[Opening DATASET EXTRACT section]
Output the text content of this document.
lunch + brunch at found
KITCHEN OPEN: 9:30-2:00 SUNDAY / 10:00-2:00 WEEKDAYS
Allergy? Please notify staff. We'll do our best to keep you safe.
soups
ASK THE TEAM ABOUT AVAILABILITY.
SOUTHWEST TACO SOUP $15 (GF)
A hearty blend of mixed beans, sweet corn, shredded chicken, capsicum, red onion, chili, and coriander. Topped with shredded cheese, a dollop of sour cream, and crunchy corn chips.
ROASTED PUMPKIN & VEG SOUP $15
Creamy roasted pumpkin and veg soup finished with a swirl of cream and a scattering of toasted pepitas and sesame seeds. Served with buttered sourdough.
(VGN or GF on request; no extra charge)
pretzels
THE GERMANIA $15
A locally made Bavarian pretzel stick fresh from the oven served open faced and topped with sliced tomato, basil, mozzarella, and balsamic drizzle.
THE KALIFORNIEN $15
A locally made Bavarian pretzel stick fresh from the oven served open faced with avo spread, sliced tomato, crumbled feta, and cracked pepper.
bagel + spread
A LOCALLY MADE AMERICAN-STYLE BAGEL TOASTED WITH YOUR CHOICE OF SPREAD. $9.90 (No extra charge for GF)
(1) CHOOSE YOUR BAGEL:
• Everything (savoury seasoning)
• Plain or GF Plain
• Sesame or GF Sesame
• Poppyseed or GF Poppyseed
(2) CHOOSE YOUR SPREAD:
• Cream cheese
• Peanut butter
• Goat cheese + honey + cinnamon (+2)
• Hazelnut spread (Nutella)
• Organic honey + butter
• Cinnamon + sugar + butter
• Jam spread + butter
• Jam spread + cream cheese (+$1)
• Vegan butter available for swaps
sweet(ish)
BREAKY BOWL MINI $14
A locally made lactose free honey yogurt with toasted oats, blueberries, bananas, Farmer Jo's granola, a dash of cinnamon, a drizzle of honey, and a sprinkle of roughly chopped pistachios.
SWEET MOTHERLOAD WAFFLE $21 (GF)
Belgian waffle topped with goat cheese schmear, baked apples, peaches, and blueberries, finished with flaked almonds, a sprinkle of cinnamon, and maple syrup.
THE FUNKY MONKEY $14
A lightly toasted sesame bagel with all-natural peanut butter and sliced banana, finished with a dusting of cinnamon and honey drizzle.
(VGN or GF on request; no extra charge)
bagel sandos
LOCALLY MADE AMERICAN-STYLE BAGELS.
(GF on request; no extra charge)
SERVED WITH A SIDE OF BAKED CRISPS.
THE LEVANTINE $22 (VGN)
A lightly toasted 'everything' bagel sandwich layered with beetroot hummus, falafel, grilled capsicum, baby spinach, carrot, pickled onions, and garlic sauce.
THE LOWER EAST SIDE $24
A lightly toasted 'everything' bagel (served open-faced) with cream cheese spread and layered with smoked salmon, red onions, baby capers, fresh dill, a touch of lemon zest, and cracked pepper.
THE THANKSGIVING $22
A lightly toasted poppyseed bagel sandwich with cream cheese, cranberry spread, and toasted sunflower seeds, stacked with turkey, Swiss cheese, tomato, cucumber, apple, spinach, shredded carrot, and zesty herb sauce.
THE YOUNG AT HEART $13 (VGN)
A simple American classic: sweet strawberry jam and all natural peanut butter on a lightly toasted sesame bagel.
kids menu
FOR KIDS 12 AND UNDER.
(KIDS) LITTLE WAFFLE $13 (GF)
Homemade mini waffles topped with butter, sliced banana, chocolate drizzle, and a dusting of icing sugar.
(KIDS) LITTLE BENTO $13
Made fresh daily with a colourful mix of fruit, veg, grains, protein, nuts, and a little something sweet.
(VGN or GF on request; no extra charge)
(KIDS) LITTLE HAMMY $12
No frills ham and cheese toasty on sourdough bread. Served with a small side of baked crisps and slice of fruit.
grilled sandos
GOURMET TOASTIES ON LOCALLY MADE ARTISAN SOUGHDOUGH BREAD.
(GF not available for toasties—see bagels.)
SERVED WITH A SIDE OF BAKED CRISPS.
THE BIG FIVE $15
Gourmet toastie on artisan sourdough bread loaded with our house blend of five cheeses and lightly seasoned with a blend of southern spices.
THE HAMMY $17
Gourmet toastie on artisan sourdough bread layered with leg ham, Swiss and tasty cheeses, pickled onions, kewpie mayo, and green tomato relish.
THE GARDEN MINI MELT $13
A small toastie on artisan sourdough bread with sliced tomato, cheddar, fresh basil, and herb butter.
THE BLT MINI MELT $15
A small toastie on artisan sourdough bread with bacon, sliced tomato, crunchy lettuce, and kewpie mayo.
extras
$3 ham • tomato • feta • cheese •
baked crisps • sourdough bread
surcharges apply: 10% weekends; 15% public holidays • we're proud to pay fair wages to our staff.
[Closing DATASET EXTRACT section]
## GOAL OF THE EXERCISE
Give the number of lines above in which the word "oven" appears, and nothing more.

## WORKED SOLUTION
2